__What is expected__
Go through the entries below and collect each line with the string "Transmission" in it.

____ Data in this exercise

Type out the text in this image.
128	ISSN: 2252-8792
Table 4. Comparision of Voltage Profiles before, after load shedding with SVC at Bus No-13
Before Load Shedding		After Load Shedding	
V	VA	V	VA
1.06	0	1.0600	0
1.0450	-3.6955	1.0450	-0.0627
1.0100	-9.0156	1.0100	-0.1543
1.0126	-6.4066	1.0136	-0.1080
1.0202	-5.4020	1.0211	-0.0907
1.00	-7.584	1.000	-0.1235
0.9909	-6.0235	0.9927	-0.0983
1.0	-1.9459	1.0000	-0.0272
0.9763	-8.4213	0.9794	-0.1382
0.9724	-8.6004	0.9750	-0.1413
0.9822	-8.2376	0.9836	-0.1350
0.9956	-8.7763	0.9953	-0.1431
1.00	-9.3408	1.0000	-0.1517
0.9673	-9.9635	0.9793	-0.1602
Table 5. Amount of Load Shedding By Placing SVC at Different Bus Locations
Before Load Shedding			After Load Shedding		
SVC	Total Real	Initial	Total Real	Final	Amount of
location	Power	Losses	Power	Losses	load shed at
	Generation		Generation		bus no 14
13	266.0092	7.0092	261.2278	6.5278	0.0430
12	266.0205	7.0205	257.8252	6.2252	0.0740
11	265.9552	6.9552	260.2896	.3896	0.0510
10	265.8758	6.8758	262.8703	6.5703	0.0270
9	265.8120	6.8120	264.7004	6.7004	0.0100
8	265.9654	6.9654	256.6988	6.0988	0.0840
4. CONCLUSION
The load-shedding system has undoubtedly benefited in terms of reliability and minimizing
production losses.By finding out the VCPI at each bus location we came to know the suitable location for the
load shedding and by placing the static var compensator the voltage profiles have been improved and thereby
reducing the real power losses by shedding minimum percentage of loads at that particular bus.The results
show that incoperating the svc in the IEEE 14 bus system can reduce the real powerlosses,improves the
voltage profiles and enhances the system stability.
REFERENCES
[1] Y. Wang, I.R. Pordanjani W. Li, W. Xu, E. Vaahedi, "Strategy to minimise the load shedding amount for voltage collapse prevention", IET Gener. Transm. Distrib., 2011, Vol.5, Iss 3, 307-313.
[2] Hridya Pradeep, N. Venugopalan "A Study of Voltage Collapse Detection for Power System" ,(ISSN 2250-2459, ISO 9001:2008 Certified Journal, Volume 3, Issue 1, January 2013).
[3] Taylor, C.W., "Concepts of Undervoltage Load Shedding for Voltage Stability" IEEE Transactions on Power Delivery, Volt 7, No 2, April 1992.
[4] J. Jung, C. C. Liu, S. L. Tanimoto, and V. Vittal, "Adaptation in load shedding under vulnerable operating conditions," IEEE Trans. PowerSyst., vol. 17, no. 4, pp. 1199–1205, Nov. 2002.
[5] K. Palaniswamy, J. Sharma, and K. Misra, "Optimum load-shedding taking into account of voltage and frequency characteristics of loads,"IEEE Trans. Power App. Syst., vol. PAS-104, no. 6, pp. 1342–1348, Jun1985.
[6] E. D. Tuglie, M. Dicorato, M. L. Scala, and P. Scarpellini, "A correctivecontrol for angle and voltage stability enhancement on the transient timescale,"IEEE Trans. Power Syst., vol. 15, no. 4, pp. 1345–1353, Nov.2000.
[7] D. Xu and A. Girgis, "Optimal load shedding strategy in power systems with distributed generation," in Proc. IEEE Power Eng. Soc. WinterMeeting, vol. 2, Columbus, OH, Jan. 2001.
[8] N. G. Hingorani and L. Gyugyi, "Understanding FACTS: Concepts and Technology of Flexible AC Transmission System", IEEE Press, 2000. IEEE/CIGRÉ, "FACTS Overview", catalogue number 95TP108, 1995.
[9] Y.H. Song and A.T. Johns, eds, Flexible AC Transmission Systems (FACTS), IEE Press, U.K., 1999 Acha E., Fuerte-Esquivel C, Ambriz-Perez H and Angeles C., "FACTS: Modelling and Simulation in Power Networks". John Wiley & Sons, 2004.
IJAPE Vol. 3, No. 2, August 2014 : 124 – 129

________

__Response to the exercise__
[8] N. G. Hingorani and L. Gyugyi, "Understanding FACTS: Concepts and Technology of Flexible AC Transmission System", IEEE Press, 2000. IEEE/CIGRÉ, "FACTS Overview", catalogue number 95TP108, 1995.
[9] Y.H. Song and A.T. Johns, eds, Flexible AC Transmission Systems (FACTS), IEE Press, U.K., 1999 Acha E., Fuerte-Esquivel C, Ambriz-Perez H and Angeles C., "FACTS: Modelling and Simulation in Power Networks". John Wiley & Sons, 2004.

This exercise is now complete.